Pragmatists believe that in recent years there has been a significant increase in the supply of technological resources in the private sector and that there would be no reason for the SUS not to benefit from these resources, making them available to everyone, but always under the control of the SUS.

According to a matter published by Edjalma Borges, from the Ministry of Health, on the website gov.br, President Lula authorized the Ministry of Health, together with the Civil House and other ministries, to move forward with the development of proposals to make the plan viable. Edjalma Borges also reported that Minister Alexandre Padilha “urgently needs to make these actions happen soon”, such as the “delivery of new radiotherapy equipment to SUS units throughout the country, which will reduce the waiting time for treatment to begin”.

> _Data records_:
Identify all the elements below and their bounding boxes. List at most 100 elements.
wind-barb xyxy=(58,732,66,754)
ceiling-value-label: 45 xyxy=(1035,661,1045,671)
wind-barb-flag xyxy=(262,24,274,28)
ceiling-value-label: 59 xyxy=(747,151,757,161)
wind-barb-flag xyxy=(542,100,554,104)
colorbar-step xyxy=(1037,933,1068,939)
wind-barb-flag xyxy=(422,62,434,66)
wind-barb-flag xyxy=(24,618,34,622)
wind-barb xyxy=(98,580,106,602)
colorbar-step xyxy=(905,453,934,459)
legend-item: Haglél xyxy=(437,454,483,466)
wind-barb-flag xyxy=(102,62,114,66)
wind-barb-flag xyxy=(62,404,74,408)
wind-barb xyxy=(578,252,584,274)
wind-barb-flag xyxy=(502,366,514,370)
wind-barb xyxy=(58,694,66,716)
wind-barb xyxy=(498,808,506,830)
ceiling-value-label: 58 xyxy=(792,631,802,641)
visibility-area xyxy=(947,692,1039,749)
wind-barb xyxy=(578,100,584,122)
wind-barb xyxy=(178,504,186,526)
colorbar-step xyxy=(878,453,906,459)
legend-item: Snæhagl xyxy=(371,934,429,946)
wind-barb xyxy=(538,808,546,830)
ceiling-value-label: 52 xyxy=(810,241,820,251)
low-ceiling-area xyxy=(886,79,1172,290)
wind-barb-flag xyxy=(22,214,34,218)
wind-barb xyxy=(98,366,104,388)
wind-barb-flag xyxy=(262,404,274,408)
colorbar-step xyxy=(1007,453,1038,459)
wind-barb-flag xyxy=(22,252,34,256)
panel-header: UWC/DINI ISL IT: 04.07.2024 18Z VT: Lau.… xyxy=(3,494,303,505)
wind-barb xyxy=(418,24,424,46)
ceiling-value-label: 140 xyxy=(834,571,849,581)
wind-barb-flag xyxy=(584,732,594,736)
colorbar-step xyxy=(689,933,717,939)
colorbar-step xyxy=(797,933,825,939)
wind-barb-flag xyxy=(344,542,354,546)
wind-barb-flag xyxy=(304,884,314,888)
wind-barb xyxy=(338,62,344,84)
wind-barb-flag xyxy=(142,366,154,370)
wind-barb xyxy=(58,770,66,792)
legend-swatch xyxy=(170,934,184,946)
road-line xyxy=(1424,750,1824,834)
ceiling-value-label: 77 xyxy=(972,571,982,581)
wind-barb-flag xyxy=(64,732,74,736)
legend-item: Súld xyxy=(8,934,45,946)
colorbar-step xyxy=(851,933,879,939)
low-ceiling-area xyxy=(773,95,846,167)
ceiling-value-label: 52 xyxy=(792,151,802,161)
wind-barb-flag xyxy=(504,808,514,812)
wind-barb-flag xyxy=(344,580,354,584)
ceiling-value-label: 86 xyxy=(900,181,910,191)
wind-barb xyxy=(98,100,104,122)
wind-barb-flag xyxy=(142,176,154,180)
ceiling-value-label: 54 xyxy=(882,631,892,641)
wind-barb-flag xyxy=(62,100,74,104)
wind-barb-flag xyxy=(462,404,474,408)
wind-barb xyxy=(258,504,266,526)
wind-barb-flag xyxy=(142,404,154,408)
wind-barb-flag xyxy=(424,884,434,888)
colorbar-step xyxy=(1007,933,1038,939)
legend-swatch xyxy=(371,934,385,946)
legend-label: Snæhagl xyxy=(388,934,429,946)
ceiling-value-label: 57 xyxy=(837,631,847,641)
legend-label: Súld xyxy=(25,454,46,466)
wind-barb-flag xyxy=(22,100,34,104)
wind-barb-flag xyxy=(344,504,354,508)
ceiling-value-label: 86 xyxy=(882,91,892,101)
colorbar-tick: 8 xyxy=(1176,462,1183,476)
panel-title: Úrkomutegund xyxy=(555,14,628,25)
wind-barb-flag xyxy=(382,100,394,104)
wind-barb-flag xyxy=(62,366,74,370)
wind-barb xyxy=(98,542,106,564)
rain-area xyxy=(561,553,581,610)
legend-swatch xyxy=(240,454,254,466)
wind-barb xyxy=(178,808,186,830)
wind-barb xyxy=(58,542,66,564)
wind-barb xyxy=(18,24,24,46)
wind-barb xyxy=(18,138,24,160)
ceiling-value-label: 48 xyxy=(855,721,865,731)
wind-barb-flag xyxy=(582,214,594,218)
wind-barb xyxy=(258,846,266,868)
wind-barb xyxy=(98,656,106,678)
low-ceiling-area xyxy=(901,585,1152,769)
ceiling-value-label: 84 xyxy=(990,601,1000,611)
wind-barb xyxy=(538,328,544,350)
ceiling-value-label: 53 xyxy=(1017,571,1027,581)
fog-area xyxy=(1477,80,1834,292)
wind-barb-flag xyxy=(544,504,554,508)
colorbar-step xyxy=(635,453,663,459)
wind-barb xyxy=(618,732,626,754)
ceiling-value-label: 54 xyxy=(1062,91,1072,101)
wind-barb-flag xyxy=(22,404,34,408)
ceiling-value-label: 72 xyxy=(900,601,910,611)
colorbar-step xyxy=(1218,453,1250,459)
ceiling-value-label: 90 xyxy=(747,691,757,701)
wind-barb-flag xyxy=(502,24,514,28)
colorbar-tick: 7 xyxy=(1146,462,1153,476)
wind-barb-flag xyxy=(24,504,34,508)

> _Tasks to complete_:
(a) According to the passage on the SUS and private-sector resources, why do pragmatists think the SUS should benefit from private-sector resources? Answer in one to three sentences.
(b) In the passage on the SUS and private-sector resources, who published the matter that reported President Lula's authorization, and on what website?
(c) Carry the passage on the SUS and private-sector resources forward from its last sentence, keeping its tone and subject.
Nothing here depends on the records, so they can be set aside.

> _Exercise results_:
(a) Pragmatists see a significant recent increase in the supply of technological resources in the private sector. Given that, they see no reason for the SUS not to benefit from these resources and make them available to everyone, as long as the SUS stays in control.

(b) Edjalma Borges of the Ministry of Health published it on gov.br.

(c)
However, there is no information detailing the plan, which has caused great discomfort even in pragmatic sectors that act politically in Lula's support bases3, because as announced, the plan to exchange debts for service units (consultations, exams, surgeries) consolidates and institutionalizes SUS financing mechanisms that are once again centralized in the federal government, as Fernando Collor de Mello wanted in the first two years of the SUS, the country's public health system.

In this “new model”, they say, the SUS would end as a federative, decentralized system, made up of networks of units at different levels of care, and managed under national coordination by the Ministry of Health and local municipal coordination – at least with regard to secondary care (specialty outpatient clinics) and tertiary care (hospitals).

This option, in addition to violating the 1988 Constitution and current legislation that regulates constitutional provisions on the universal right to health, would give a new format to the governance of the SUS, with the federal government taking upon itself decisions on consultations, exams, surgeries and other actions and operations of health care throughout the country.

“But it turns out,” say experts in public management, “that the Ministry of Health is not in a position to manage this in a centralized manner.” They exemplify the impossibility, arguing that “the Ministry cannot even directly manage the Mais Médicos Program, requiring the participation of third parties to manage the program.”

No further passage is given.